WHAT TO PRODUCE:
Starting at the line below that contains "Read out every word on this page.", print each line through the end of the records exactly as it appears.
-- start PROVIDED MATERIAL --
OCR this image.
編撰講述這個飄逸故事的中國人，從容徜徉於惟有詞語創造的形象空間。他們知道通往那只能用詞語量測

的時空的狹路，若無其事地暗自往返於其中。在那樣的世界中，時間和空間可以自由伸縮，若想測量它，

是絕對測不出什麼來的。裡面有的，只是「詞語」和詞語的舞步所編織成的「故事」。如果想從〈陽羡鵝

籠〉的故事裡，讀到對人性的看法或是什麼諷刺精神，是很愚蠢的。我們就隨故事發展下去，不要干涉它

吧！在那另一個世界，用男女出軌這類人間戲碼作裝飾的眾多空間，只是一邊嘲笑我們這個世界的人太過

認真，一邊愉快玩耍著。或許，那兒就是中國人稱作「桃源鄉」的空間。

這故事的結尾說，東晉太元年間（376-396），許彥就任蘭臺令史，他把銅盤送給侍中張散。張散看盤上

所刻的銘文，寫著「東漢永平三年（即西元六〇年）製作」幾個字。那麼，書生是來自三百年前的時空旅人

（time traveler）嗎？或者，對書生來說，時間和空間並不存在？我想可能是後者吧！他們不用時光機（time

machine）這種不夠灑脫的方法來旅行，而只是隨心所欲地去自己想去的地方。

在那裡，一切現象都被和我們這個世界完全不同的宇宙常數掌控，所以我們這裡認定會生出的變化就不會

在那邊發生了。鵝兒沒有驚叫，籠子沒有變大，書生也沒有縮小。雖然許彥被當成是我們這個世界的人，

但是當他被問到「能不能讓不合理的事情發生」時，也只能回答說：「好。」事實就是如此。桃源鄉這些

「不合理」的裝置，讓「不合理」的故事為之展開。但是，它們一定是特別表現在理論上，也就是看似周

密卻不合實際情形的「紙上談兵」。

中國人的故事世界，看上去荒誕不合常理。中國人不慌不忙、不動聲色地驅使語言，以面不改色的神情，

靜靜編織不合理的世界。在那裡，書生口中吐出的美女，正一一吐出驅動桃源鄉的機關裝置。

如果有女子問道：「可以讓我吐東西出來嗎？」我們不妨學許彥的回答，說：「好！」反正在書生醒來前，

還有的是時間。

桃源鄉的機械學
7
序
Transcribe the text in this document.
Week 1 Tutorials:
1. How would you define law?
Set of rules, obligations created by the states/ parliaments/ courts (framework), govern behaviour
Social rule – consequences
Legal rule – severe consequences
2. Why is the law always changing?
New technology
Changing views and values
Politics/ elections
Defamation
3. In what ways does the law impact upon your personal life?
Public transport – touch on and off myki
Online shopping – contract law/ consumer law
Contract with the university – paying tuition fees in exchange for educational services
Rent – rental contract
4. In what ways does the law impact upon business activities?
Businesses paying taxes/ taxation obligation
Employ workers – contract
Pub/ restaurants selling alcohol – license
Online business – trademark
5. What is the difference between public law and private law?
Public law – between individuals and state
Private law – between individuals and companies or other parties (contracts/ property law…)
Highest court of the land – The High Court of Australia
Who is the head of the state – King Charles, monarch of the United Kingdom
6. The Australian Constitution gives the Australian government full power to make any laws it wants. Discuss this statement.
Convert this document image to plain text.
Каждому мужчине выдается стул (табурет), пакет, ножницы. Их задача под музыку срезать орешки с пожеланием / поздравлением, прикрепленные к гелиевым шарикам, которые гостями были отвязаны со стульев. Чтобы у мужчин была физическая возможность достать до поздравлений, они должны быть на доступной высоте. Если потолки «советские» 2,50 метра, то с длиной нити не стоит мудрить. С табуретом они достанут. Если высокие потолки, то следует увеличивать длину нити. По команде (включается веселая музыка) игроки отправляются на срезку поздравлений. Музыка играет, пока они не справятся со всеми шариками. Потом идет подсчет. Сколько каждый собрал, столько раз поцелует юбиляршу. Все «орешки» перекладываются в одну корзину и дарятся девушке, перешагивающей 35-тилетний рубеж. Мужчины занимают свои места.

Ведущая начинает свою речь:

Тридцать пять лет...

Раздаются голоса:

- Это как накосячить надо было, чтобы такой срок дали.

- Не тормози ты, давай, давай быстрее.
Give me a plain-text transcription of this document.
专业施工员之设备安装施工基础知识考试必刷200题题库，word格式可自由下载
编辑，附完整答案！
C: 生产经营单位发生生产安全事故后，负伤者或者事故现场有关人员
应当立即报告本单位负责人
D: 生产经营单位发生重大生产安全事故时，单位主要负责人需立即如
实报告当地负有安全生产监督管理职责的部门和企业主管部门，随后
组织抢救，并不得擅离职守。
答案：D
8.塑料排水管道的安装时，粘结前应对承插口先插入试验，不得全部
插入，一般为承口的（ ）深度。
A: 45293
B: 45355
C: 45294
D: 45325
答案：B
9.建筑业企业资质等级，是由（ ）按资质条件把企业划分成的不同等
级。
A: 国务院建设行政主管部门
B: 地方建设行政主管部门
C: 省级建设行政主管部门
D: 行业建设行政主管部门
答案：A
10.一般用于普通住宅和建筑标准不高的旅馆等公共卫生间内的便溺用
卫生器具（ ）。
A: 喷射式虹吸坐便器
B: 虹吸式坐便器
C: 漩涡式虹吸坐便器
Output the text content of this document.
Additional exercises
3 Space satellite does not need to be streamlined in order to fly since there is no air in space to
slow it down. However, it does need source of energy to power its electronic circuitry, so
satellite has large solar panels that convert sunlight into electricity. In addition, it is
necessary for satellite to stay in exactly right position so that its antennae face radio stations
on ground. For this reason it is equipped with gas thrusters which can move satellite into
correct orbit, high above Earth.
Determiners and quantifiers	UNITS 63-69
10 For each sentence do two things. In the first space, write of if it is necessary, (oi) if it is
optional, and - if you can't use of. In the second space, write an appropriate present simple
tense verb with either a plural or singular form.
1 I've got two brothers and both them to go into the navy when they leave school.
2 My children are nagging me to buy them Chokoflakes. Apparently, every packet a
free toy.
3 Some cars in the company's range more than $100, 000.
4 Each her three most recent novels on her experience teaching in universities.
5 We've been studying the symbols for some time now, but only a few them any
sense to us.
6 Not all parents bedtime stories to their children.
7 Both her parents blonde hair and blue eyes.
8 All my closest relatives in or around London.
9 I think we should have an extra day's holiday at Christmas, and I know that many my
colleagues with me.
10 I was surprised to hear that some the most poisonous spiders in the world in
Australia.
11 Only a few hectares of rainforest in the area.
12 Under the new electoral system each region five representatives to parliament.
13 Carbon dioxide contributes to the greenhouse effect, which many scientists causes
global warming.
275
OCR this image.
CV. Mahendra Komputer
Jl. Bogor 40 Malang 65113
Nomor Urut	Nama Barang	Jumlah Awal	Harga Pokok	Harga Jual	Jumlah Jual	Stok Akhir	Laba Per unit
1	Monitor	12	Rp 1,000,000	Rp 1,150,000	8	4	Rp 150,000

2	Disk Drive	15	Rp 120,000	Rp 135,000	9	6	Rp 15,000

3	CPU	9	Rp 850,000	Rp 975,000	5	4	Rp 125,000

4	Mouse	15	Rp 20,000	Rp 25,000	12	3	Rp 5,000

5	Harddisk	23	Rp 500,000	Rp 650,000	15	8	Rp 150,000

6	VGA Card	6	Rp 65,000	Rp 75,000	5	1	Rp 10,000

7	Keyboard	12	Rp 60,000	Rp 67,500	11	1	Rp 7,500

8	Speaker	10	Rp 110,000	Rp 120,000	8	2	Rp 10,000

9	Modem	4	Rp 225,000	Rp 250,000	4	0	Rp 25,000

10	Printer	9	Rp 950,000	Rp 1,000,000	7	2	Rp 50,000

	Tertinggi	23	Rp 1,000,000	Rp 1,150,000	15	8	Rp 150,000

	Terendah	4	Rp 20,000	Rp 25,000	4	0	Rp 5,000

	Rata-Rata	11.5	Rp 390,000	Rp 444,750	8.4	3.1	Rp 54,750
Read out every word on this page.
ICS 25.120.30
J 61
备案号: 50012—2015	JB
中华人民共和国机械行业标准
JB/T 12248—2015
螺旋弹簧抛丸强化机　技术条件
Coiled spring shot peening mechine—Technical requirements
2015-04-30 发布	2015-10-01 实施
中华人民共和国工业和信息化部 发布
-- end PROVIDED MATERIAL --
WORKED SOLUTION:
Read out every word on this page.
ICS 25.120.30
J 61
备案号: 50012—2015	JB
中华人民共和国机械行业标准
JB/T 12248—2015
螺旋弹簧抛丸强化机　技术条件
Coiled spring shot peening mechine—Technical requirements
2015-04-30 发布	2015-10-01 实施
中华人民共和国工业和信息化部 发布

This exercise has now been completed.